Which lines of the records contain the word "arrow"? List each of them, treating case as significant.
* * *
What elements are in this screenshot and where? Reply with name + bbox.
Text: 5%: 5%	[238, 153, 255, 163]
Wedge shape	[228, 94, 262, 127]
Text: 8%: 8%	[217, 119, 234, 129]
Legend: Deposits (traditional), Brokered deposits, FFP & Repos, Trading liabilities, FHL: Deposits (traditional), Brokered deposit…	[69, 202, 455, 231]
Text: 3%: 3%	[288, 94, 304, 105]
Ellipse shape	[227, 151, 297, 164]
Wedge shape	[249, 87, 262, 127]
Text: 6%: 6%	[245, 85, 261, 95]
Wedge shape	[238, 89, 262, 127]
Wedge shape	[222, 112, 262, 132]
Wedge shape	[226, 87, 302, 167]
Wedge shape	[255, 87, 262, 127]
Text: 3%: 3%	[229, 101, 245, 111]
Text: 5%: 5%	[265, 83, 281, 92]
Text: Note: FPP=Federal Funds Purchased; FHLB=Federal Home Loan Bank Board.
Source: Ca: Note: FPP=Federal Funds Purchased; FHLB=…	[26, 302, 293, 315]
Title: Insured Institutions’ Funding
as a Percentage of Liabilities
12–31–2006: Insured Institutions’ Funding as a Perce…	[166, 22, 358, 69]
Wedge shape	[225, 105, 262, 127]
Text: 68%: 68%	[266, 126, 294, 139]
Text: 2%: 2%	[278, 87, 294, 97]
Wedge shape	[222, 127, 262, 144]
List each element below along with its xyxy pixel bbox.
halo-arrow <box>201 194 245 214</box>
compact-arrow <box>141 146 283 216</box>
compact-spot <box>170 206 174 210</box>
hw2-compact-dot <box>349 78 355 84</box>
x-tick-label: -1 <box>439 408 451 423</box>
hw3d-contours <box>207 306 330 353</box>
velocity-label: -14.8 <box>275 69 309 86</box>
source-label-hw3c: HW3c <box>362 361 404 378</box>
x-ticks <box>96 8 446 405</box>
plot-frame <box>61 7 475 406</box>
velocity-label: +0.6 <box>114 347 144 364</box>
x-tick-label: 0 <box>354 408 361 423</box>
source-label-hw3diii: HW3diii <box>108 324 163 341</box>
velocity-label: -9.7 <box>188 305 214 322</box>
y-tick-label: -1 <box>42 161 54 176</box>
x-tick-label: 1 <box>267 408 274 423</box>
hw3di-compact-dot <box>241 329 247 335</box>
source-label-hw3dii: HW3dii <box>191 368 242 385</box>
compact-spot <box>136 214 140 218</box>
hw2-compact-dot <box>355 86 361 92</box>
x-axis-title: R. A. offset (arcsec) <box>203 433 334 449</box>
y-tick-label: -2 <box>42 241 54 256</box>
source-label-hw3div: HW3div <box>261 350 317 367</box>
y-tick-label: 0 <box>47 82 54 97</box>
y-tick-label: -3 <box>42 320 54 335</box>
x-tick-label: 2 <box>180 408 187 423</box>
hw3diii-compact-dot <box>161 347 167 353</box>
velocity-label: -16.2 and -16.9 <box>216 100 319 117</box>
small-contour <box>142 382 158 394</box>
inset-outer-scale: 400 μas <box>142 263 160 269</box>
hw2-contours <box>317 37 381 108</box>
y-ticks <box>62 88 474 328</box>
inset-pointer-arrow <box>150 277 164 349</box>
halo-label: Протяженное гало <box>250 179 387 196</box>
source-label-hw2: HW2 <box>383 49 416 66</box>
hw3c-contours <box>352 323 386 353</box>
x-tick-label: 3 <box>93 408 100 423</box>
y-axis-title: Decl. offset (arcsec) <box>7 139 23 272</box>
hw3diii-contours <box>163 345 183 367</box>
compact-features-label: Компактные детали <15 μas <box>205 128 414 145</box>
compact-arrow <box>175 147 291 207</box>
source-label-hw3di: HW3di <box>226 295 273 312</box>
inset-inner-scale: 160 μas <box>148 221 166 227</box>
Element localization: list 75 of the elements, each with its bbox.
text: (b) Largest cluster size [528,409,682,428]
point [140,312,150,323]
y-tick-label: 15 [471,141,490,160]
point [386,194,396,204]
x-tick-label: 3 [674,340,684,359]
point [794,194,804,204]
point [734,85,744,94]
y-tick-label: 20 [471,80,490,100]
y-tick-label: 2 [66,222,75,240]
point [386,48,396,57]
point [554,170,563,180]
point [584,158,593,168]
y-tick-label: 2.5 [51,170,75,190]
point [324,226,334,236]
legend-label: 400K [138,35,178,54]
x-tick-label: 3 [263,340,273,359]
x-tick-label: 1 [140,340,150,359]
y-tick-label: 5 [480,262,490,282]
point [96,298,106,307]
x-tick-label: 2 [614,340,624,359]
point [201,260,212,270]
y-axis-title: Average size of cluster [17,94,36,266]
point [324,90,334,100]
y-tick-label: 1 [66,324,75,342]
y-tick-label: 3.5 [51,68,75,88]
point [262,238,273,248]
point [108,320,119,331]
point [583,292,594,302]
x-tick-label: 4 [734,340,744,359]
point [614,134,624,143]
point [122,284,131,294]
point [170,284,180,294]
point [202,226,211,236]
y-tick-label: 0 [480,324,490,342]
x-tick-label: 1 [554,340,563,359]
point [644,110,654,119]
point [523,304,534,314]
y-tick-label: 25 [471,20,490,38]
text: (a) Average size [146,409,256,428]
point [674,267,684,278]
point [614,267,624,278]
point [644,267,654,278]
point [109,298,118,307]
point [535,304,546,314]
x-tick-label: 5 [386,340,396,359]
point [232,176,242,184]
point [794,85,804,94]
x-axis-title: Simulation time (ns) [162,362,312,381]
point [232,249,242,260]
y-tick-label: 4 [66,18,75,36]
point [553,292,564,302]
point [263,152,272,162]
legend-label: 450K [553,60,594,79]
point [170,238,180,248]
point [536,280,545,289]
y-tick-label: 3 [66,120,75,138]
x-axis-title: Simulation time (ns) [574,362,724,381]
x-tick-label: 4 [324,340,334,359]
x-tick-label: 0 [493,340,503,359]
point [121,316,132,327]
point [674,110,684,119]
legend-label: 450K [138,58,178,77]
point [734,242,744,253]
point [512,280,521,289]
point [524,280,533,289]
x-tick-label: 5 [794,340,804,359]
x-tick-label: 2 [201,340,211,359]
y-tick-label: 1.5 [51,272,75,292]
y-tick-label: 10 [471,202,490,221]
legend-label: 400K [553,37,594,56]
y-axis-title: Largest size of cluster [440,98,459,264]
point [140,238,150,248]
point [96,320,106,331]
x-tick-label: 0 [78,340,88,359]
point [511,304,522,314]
* * *
■ Worked answer ■
halo-arrow <box>201 194 245 214</box>
compact-arrow <box>141 146 283 216</box>
inset-pointer-arrow <box>150 277 164 349</box>
compact-arrow <box>175 147 291 207</box>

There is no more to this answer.